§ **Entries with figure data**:

⟨

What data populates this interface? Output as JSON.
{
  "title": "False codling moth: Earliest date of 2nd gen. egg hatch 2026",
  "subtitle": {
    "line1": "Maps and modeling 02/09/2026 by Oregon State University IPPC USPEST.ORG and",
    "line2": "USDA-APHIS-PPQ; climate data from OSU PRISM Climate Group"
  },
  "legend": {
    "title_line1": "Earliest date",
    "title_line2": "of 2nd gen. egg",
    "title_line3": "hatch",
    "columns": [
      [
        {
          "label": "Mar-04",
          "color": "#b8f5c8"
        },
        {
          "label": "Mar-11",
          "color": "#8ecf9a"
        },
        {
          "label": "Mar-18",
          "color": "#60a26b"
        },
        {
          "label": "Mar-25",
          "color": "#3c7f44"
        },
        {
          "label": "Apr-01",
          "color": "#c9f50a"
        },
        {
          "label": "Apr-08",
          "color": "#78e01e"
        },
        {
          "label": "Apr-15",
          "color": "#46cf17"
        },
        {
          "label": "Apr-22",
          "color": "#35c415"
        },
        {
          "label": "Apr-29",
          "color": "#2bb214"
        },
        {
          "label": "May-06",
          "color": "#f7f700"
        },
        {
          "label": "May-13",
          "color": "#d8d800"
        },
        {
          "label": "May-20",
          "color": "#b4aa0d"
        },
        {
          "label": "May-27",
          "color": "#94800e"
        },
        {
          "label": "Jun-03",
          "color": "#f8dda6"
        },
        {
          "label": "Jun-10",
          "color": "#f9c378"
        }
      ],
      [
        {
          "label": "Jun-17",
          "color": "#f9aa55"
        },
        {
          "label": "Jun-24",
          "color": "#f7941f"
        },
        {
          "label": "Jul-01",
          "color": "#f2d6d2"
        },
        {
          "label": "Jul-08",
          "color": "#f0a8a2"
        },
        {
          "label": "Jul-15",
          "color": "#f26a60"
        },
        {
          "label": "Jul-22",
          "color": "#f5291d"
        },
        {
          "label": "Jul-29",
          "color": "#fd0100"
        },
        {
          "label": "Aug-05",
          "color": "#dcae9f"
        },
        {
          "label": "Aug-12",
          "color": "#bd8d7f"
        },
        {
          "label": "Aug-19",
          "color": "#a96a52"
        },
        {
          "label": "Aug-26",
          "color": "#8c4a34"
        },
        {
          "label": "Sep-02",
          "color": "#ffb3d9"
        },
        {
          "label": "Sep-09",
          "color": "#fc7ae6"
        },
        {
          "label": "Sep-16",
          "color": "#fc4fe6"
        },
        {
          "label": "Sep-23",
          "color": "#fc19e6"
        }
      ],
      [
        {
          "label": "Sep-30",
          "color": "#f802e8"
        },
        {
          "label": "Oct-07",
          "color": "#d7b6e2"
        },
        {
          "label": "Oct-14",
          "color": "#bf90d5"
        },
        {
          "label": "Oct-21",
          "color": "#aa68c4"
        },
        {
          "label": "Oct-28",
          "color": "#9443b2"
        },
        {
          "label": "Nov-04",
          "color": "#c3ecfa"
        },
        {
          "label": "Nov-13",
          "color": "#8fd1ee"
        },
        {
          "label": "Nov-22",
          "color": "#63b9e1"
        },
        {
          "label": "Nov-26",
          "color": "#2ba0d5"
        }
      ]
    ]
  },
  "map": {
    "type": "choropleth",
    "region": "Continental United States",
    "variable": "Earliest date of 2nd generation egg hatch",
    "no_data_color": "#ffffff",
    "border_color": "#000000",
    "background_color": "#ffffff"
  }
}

⟩

§ **What is asked**: Reproduce each entry exactly, leaving out nothing.

§ **Finished exercise**:
What data populates this interface? Output as JSON.
{
  "title": "False codling moth: Earliest date of 2nd gen. egg hatch 2026",
  "subtitle": {
    "line1": "Maps and modeling 02/09/2026 by Oregon State University IPPC USPEST.ORG and",
    "line2": "USDA-APHIS-PPQ; climate data from OSU PRISM Climate Group"
  },
  "legend": {
    "title_line1": "Earliest date",
    "title_line2": "of 2nd gen. egg",
    "title_line3": "hatch",
    "columns": [
      [
        {
          "label": "Mar-04",
          "color": "#b8f5c8"
        },
        {
          "label": "Mar-11",
          "color": "#8ecf9a"
        },
        {
          "label": "Mar-18",
          "color": "#60a26b"
        },
        {
          "label": "Mar-25",
          "color": "#3c7f44"
        },
        {
          "label": "Apr-01",
          "color": "#c9f50a"
        },
        {
          "label": "Apr-08",
          "color": "#78e01e"
        },
        {
          "label": "Apr-15",
          "color": "#46cf17"
        },
        {
          "label": "Apr-22",
          "color": "#35c415"
        },
        {
          "label": "Apr-29",
          "color": "#2bb214"
        },
        {
          "label": "May-06",
          "color": "#f7f700"
        },
        {
          "label": "May-13",
          "color": "#d8d800"
        },
        {
          "label": "May-20",
          "color": "#b4aa0d"
        },
        {
          "label": "May-27",
          "color": "#94800e"
        },
        {
          "label": "Jun-03",
          "color": "#f8dda6"
        },
        {
          "label": "Jun-10",
          "color": "#f9c378"
        }
      ],
      [
        {
          "label": "Jun-17",
          "color": "#f9aa55"
        },
        {
          "label": "Jun-24",
          "color": "#f7941f"
        },
        {
          "label": "Jul-01",
          "color": "#f2d6d2"
        },
        {
          "label": "Jul-08",
          "color": "#f0a8a2"
        },
        {
          "label": "Jul-15",
          "color": "#f26a60"
        },
        {
          "label": "Jul-22",
          "color": "#f5291d"
        },
        {
          "label": "Jul-29",
          "color": "#fd0100"
        },
        {
          "label": "Aug-05",
          "color": "#dcae9f"
        },
        {
          "label": "Aug-12",
          "color": "#bd8d7f"
        },
        {
          "label": "Aug-19",
          "color": "#a96a52"
        },
        {
          "label": "Aug-26",
          "color": "#8c4a34"
        },
        {
          "label": "Sep-02",
          "color": "#ffb3d9"
        },
        {
          "label": "Sep-09",
          "color": "#fc7ae6"
        },
        {
          "label": "Sep-16",
          "color": "#fc4fe6"
        },
        {
          "label": "Sep-23",
          "color": "#fc19e6"
        }
      ],
      [
        {
          "label": "Sep-30",
          "color": "#f802e8"
        },
        {
          "label": "Oct-07",
          "color": "#d7b6e2"
        },
        {
          "label": "Oct-14",
          "color": "#bf90d5"
        },
        {
          "label": "Oct-21",
          "color": "#aa68c4"
        },
        {
          "label": "Oct-28",
          "color": "#9443b2"
        },
        {
          "label": "Nov-04",
          "color": "#c3ecfa"
        },
        {
          "label": "Nov-13",
          "color": "#8fd1ee"
        },
        {
          "label": "Nov-22",
          "color": "#63b9e1"
        },
        {
          "label": "Nov-26",
          "color": "#2ba0d5"
        }
      ]
    ]
  },
  "map": {
    "type": "choropleth",
    "region": "Continental United States",
    "variable": "Earliest date of 2nd generation egg hatch",
    "no_data_color": "#ffffff",
    "border_color": "#000000",
    "background_color": "#ffffff"
  }
}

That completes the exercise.